• [Material shown]
⁂

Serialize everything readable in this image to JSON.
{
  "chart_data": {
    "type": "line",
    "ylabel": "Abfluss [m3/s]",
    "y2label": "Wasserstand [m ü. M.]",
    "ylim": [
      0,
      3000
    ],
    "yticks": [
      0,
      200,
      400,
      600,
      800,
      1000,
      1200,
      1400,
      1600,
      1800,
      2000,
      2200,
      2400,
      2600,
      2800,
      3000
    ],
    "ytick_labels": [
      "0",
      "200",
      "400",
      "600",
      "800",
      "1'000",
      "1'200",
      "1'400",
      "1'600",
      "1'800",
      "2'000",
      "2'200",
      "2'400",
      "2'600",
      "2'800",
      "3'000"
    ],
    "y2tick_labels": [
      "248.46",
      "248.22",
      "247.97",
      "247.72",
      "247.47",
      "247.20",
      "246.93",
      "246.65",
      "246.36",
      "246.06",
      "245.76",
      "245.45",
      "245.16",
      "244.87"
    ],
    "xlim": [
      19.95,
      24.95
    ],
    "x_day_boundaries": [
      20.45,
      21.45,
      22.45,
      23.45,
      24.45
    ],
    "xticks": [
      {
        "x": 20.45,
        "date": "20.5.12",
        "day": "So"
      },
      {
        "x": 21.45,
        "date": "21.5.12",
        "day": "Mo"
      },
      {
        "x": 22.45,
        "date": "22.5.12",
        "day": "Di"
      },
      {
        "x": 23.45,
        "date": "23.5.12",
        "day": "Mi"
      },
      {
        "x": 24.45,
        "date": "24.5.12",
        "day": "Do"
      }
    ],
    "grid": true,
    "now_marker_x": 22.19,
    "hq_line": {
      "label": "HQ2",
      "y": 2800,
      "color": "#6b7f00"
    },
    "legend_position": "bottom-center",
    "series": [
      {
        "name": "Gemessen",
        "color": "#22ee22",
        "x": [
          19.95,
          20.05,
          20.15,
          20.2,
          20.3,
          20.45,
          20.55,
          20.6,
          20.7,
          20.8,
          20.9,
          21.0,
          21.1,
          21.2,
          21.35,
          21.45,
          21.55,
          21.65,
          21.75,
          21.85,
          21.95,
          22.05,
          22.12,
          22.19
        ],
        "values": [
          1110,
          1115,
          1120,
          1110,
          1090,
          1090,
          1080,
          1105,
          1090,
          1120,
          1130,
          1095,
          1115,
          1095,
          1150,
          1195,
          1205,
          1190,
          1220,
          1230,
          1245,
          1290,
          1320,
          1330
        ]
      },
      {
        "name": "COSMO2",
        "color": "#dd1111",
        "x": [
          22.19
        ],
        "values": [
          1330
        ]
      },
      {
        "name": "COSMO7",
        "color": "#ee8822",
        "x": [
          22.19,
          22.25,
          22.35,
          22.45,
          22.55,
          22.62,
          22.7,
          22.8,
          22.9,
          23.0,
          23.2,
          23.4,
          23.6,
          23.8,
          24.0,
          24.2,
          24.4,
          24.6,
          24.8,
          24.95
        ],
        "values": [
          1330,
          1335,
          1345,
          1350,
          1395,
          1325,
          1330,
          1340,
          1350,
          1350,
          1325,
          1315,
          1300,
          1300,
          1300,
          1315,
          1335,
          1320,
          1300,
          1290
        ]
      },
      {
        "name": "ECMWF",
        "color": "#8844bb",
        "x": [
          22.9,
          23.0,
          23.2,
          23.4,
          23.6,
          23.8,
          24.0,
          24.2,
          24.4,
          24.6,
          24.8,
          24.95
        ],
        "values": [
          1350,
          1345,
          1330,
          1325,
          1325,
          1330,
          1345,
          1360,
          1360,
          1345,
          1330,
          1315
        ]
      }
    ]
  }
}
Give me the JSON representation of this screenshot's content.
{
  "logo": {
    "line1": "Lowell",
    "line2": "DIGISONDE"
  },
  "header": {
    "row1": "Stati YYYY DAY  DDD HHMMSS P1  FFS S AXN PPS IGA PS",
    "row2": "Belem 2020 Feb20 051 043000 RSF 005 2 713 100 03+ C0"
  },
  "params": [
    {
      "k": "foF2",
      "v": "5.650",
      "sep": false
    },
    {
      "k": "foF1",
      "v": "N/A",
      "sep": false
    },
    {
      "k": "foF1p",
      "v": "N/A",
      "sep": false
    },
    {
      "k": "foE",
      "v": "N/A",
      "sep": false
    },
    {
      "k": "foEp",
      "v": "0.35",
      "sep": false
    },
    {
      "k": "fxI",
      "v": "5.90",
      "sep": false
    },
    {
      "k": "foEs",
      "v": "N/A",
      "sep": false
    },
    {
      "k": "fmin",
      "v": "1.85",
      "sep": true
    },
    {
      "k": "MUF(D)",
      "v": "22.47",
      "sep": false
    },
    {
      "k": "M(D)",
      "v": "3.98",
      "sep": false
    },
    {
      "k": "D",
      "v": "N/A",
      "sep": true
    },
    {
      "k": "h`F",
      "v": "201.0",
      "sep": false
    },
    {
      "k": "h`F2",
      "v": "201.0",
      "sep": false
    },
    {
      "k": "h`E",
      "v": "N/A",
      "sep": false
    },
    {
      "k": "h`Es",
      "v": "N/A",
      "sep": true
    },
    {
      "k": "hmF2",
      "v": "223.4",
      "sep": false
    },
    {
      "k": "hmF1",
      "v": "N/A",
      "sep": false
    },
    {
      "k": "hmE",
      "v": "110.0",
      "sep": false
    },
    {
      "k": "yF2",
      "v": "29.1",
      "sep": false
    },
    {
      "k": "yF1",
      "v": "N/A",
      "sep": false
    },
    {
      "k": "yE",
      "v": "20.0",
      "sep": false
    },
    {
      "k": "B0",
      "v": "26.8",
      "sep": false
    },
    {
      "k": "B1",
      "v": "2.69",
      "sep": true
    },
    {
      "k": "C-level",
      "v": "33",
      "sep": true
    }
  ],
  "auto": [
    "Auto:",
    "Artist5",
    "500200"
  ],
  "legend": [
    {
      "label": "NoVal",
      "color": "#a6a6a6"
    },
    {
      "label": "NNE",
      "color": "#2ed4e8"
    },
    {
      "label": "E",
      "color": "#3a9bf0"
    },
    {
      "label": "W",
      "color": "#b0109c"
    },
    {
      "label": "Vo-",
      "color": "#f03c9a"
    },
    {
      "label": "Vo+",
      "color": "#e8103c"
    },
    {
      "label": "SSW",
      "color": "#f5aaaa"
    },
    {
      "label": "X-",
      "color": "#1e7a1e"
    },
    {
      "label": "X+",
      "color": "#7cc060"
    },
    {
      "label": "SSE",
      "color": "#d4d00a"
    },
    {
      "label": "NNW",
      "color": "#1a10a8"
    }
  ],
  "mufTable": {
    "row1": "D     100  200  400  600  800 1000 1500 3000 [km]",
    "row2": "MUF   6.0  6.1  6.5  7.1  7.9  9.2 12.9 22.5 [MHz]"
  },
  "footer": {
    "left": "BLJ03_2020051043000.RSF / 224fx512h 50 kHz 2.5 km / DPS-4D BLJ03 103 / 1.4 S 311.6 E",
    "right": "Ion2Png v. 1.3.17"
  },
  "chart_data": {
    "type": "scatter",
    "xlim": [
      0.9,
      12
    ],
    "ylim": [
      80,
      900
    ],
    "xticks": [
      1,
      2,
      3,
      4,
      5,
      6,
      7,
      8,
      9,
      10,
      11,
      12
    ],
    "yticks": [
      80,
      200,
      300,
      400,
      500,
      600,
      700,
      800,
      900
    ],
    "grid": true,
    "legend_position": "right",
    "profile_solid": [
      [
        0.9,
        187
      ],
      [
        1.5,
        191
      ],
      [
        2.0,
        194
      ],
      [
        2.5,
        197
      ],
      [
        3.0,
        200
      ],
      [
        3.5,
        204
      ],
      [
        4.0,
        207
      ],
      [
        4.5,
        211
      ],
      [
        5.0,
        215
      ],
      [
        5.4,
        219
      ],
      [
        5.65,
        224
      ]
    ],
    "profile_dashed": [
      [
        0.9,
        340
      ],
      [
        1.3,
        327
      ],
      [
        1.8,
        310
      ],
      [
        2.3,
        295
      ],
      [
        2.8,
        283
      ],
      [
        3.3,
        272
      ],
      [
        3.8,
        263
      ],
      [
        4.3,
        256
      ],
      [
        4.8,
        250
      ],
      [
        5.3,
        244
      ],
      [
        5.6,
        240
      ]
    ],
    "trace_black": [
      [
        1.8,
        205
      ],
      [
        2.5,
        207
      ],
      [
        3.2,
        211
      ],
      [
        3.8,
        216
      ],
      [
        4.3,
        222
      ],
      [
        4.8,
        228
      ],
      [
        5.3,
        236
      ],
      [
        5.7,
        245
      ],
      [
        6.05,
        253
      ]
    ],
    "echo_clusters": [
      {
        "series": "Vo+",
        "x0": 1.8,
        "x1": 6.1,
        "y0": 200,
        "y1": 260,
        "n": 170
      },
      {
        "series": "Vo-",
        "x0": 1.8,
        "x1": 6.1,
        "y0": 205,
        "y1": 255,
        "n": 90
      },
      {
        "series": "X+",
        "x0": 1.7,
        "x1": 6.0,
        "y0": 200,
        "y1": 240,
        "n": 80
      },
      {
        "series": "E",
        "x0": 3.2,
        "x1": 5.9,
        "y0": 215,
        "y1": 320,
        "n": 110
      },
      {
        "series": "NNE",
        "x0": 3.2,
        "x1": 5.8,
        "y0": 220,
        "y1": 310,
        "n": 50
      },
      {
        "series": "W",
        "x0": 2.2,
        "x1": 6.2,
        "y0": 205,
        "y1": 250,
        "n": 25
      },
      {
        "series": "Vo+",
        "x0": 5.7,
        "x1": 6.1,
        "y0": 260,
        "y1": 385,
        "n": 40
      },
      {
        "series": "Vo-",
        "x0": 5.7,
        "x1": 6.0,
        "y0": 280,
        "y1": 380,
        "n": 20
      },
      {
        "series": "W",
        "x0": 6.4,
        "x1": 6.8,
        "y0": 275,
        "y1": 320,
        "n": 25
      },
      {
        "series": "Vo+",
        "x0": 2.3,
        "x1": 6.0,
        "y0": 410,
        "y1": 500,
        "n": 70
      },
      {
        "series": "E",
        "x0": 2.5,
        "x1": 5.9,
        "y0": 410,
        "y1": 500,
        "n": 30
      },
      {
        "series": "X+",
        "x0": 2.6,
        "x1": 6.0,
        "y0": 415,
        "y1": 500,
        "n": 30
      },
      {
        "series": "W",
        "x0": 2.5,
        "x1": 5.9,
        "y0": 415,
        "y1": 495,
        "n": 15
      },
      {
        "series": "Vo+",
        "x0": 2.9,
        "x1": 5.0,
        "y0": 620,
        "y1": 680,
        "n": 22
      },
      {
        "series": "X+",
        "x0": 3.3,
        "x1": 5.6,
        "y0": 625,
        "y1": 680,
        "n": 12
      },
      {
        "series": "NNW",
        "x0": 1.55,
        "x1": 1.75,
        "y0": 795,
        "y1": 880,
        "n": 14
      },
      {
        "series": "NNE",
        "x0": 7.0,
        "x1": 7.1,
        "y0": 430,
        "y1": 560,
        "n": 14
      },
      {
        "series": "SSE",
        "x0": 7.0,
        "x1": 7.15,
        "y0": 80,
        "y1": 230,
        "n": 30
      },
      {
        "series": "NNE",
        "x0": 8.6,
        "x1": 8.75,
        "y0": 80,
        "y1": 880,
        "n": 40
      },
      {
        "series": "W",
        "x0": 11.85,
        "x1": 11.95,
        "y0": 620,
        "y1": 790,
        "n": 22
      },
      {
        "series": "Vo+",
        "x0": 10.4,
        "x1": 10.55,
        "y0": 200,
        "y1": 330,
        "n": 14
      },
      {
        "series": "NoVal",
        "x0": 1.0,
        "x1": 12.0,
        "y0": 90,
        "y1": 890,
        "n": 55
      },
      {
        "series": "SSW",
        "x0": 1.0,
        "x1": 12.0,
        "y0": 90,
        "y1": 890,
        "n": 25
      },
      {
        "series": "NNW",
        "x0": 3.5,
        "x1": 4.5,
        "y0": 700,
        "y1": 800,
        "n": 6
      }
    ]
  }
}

⁂

Write out every line from the entries where "this" appears.

Serialize everything readable in this image to JSON.
Give me the JSON representation of this screenshot's content.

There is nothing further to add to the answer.